▶ **EXTRACT PROVIDED**
-- Opening Marker --

Mental PageRank

This morning I read an interesting article written by David Frum. I almost feel sorry for the guy. He’s one of a dying breed of Republicans–the kind that can think and are sane. That is, the kind that are getting purged from his party more and more as RINOs. I didn’t know much about him, so I poked around a little. I discovered this idea of his:

When I was in law school, I devised my own idiosyncratic solution to the problem of studying a topic I knew nothing about. I’d wander into the library stacks, head to the relevant section, and pluck a book at random. I’d flip to the footnotes, and write down the books that seemed to occur most often. Then I’d pull them off the shelves, read their footnotes, and look at those books. It usually took only 2 or 3 rounds of this exercise before I had a pretty fair idea of who were the leading authorities in the field. After reading 3 or 4 of those books, I usually had at least enough orientation in the subject to understand what the main questions at issue were — and to seek my own answers, always provisional, always subject to new understanding, always requiring new reading and new thinking.

-- Closing Marker --

▶ **PROBLEM STATEMENT**
In the text on mental PageRank, rewrite the portion starting at "When I was in" and ending at "and new thinking.", replacing "footnotes" with "endnotes".

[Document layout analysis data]
-- Opening Marker --

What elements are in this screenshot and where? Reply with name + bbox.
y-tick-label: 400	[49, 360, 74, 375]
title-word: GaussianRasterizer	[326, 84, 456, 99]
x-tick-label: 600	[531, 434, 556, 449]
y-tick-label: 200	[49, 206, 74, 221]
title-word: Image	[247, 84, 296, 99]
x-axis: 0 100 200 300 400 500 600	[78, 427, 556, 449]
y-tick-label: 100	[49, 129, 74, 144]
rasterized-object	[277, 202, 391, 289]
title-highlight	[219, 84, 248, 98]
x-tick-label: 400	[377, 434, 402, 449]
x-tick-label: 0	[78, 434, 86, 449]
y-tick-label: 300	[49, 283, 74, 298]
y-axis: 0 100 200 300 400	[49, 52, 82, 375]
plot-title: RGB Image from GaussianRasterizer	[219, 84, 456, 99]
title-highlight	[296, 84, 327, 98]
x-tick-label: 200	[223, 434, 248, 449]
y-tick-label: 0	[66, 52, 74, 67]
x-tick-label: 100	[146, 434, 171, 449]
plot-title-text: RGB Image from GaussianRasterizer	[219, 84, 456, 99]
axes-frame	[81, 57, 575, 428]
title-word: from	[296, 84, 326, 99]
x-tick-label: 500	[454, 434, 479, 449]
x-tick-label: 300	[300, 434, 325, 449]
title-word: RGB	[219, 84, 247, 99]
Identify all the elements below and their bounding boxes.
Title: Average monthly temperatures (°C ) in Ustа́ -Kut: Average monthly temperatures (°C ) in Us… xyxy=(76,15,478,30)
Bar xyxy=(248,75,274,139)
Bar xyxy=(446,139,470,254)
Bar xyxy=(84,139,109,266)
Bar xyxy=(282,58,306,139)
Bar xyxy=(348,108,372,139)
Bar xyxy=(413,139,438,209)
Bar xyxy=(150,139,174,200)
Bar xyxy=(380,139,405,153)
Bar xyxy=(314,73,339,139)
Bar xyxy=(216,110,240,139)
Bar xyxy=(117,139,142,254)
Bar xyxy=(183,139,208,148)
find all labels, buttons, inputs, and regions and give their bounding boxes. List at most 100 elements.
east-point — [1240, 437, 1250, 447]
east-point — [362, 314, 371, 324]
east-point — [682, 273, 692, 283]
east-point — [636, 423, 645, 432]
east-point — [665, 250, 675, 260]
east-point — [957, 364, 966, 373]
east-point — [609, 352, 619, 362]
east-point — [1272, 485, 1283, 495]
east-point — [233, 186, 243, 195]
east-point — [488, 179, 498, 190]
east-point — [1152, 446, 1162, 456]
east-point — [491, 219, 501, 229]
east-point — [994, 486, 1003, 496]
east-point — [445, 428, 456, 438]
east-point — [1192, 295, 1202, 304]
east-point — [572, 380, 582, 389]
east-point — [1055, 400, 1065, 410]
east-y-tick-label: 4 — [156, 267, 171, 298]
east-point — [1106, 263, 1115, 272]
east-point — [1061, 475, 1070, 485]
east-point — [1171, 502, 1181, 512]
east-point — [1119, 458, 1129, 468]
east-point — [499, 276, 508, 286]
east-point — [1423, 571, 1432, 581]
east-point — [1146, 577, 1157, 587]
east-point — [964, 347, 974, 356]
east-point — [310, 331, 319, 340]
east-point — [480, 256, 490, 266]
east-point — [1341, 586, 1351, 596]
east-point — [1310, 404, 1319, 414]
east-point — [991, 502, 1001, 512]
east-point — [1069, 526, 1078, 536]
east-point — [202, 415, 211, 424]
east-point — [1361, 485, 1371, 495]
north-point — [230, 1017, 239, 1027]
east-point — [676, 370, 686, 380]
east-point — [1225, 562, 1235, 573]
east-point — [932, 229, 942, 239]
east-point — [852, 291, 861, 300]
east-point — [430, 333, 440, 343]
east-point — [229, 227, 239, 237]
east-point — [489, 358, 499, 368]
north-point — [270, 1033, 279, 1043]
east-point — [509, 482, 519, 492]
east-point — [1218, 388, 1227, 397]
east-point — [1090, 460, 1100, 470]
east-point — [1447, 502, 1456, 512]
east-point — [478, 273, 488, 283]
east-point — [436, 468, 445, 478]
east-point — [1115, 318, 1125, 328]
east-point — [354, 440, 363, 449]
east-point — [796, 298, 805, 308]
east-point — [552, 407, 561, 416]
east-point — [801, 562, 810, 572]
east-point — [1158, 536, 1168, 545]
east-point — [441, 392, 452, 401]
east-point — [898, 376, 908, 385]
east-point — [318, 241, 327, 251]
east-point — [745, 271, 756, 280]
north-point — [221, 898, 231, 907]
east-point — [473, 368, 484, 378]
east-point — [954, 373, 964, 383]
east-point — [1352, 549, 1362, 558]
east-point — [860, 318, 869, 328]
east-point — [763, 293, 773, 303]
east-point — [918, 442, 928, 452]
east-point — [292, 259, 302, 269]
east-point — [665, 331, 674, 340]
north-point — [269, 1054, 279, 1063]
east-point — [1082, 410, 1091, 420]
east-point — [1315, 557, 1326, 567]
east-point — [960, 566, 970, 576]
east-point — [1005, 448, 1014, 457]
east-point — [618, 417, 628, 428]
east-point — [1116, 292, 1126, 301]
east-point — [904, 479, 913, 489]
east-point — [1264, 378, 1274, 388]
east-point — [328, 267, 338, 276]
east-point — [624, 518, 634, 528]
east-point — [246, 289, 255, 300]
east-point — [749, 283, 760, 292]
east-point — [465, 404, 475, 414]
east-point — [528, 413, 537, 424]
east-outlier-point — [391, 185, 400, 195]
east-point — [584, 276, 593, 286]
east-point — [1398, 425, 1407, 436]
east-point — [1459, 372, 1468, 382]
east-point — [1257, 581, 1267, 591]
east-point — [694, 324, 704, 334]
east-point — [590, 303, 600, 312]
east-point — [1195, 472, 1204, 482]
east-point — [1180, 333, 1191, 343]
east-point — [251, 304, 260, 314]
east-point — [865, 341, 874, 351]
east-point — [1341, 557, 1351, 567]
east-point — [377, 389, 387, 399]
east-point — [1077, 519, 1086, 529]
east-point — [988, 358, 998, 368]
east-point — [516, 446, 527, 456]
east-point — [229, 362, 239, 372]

-- Closing Marker --

▶ **SOLUTION FOR THIS EXERCISE**
When I was in law school, I devised my own idiosyncratic solution to the problem of studying a topic I knew nothing about. I’d wander into the library stacks, head to the relevant section, and pluck a book at random. I’d flip to the endnotes, and write down the books that seemed to occur most often. Then I’d pull them off the shelves, read their endnotes, and look at those books. It usually took only 2 or 3 rounds of this exercise before I had a pretty fair idea of who were the leading authorities in the field. After reading 3 or 4 of those books, I usually had at least enough orientation in the subject to understand what the main questions at issue were — and to seek my own answers, always provisional, always subject to new understanding, always requiring new reading and new thinking.